▶ Your task: Restate each entry word for word, leaving nothing out.

▶ Dataset excerpts:
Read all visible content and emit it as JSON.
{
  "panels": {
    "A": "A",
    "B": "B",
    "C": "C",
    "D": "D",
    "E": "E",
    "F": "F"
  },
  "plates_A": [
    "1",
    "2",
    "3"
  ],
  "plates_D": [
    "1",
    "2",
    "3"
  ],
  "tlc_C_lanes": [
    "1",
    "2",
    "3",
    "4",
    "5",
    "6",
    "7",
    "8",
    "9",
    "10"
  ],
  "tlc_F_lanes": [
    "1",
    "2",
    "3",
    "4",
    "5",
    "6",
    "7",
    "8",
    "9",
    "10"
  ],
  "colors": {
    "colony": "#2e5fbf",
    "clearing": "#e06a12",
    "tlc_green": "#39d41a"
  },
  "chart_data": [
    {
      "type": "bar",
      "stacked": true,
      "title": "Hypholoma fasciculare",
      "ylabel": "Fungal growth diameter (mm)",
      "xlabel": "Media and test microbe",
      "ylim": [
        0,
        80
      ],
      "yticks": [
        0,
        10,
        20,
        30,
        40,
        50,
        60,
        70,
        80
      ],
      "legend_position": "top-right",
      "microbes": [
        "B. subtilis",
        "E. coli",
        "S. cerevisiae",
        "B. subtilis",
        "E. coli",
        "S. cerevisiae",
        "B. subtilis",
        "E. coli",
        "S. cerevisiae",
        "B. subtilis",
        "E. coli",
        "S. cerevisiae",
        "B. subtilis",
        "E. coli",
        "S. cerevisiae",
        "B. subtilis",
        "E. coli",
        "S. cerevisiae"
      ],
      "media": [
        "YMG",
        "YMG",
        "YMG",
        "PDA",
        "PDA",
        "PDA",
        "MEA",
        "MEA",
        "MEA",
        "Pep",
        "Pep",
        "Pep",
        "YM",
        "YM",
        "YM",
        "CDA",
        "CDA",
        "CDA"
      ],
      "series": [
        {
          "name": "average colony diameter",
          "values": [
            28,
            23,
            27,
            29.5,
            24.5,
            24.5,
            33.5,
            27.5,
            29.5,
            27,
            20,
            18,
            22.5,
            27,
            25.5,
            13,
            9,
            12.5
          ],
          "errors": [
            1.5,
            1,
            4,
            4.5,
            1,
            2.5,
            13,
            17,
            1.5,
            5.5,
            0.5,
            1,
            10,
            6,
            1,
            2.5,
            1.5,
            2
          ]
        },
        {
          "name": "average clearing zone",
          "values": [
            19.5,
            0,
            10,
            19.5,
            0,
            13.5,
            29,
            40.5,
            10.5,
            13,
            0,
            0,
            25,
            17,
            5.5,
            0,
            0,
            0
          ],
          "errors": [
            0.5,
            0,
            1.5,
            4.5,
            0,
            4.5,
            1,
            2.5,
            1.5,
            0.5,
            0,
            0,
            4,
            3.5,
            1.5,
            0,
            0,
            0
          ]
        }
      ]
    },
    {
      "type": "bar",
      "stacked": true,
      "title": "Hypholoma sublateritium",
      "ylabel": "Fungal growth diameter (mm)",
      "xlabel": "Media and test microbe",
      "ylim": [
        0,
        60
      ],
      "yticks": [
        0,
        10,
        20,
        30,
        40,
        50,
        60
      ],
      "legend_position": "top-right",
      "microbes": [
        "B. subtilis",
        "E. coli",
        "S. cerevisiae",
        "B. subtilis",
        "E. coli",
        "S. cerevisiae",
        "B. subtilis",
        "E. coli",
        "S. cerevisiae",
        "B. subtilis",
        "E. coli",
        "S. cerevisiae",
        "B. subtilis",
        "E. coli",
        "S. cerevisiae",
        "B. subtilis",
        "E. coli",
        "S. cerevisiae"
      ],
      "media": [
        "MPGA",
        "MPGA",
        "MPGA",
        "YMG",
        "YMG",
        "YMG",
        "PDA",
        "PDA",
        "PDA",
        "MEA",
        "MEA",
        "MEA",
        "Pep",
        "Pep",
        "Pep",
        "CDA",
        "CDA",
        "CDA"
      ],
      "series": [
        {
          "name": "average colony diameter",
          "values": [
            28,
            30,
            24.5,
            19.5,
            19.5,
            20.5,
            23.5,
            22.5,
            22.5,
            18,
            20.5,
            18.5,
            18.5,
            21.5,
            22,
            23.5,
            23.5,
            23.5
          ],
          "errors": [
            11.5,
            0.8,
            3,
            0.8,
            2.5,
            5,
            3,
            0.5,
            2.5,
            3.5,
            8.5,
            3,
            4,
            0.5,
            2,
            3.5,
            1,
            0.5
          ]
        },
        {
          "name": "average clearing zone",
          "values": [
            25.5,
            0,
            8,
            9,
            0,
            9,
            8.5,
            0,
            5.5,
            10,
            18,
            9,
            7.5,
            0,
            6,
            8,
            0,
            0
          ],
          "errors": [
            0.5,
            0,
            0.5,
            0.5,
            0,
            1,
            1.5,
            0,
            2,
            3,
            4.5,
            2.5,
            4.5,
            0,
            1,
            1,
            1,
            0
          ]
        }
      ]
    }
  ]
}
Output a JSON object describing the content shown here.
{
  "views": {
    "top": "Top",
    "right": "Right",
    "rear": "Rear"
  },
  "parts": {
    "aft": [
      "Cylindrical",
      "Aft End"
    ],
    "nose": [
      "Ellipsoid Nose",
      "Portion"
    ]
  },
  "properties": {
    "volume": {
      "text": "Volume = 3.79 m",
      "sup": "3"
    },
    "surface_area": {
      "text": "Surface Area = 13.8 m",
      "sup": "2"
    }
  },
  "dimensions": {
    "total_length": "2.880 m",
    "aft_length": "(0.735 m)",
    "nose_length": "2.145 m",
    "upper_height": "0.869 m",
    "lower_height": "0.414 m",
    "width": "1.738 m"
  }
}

▶ Complete response:
Read all visible content and emit it as JSON.
{
  "panels": {
    "A": "A",
    "B": "B",
    "C": "C",
    "D": "D",
    "E": "E",
    "F": "F"
  },
  "plates_A": [
    "1",
    "2",
    "3"
  ],
  "plates_D": [
    "1",
    "2",
    "3"
  ],
  "tlc_C_lanes": [
    "1",
    "2",
    "3",
    "4",
    "5",
    "6",
    "7",
    "8",
    "9",
    "10"
  ],
  "tlc_F_lanes": [
    "1",
    "2",
    "3",
    "4",
    "5",
    "6",
    "7",
    "8",
    "9",
    "10"
  ],
  "colors": {
    "colony": "#2e5fbf",
    "clearing": "#e06a12",
    "tlc_green": "#39d41a"
  },
  "chart_data": [
    {
      "type": "bar",
      "stacked": true,
      "title": "Hypholoma fasciculare",
      "ylabel": "Fungal growth diameter (mm)",
      "xlabel": "Media and test microbe",
      "ylim": [
        0,
        80
      ],
      "yticks": [
        0,
        10,
        20,
        30,
        40,
        50,
        60,
        70,
        80
      ],
      "legend_position": "top-right",
      "microbes": [
        "B. subtilis",
        "E. coli",
        "S. cerevisiae",
        "B. subtilis",
        "E. coli",
        "S. cerevisiae",
        "B. subtilis",
        "E. coli",
        "S. cerevisiae",
        "B. subtilis",
        "E. coli",
        "S. cerevisiae",
        "B. subtilis",
        "E. coli",
        "S. cerevisiae",
        "B. subtilis",
        "E. coli",
        "S. cerevisiae"
      ],
      "media": [
        "YMG",
        "YMG",
        "YMG",
        "PDA",
        "PDA",
        "PDA",
        "MEA",
        "MEA",
        "MEA",
        "Pep",
        "Pep",
        "Pep",
        "YM",
        "YM",
        "YM",
        "CDA",
        "CDA",
        "CDA"
      ],
      "series": [
        {
          "name": "average colony diameter",
          "values": [
            28,
            23,
            27,
            29.5,
            24.5,
            24.5,
            33.5,
            27.5,
            29.5,
            27,
            20,
            18,
            22.5,
            27,
            25.5,
            13,
            9,
            12.5
          ],
          "errors": [
            1.5,
            1,
            4,
            4.5,
            1,
            2.5,
            13,
            17,
            1.5,
            5.5,
            0.5,
            1,
            10,
            6,
            1,
            2.5,
            1.5,
            2
          ]
        },
        {
          "name": "average clearing zone",
          "values": [
            19.5,
            0,
            10,
            19.5,
            0,
            13.5,
            29,
            40.5,
            10.5,
            13,
            0,
            0,
            25,
            17,
            5.5,
            0,
            0,
            0
          ],
          "errors": [
            0.5,
            0,
            1.5,
            4.5,
            0,
            4.5,
            1,
            2.5,
            1.5,
            0.5,
            0,
            0,
            4,
            3.5,
            1.5,
            0,
            0,
            0
          ]
        }
      ]
    },
    {
      "type": "bar",
      "stacked": true,
      "title": "Hypholoma sublateritium",
      "ylabel": "Fungal growth diameter (mm)",
      "xlabel": "Media and test microbe",
      "ylim": [
        0,
        60
      ],
      "yticks": [
        0,
        10,
        20,
        30,
        40,
        50,
        60
      ],
      "legend_position": "top-right",
      "microbes": [
        "B. subtilis",
        "E. coli",
        "S. cerevisiae",
        "B. subtilis",
        "E. coli",
        "S. cerevisiae",
        "B. subtilis",
        "E. coli",
        "S. cerevisiae",
        "B. subtilis",
        "E. coli",
        "S. cerevisiae",
        "B. subtilis",
        "E. coli",
        "S. cerevisiae",
        "B. subtilis",
        "E. coli",
        "S. cerevisiae"
      ],
      "media": [
        "MPGA",
        "MPGA",
        "MPGA",
        "YMG",
        "YMG",
        "YMG",
        "PDA",
        "PDA",
        "PDA",
        "MEA",
        "MEA",
        "MEA",
        "Pep",
        "Pep",
        "Pep",
        "CDA",
        "CDA",
        "CDA"
      ],
      "series": [
        {
          "name": "average colony diameter",
          "values": [
            28,
            30,
            24.5,
            19.5,
            19.5,
            20.5,
            23.5,
            22.5,
            22.5,
            18,
            20.5,
            18.5,
            18.5,
            21.5,
            22,
            23.5,
            23.5,
            23.5
          ],
          "errors": [
            11.5,
            0.8,
            3,
            0.8,
            2.5,
            5,
            3,
            0.5,
            2.5,
            3.5,
            8.5,
            3,
            4,
            0.5,
            2,
            3.5,
            1,
            0.5
          ]
        },
        {
          "name": "average clearing zone",
          "values": [
            25.5,
            0,
            8,
            9,
            0,
            9,
            8.5,
            0,
            5.5,
            10,
            18,
            9,
            7.5,
            0,
            6,
            8,
            0,
            0
          ],
          "errors": [
            0.5,
            0,
            0.5,
            0.5,
            0,
            1,
            1.5,
            0,
            2,
            3,
            4.5,
            2.5,
            4.5,
            0,
            1,
            1,
            1,
            0
          ]
        }
      ]
    }
  ]
}
Output a JSON object describing the content shown here.
{
  "views": {
    "top": "Top",
    "right": "Right",
    "rear": "Rear"
  },
  "parts": {
    "aft": [
      "Cylindrical",
      "Aft End"
    ],
    "nose": [
      "Ellipsoid Nose",
      "Portion"
    ]
  },
  "properties": {
    "volume": {
      "text": "Volume = 3.79 m",
      "sup": "3"
    },
    "surface_area": {
      "text": "Surface Area = 13.8 m",
      "sup": "2"
    }
  },
  "dimensions": {
    "total_length": "2.880 m",
    "aft_length": "(0.735 m)",
    "nose_length": "2.145 m",
    "upper_height": "0.869 m",
    "lower_height": "0.414 m",
    "width": "1.738 m"
  }
}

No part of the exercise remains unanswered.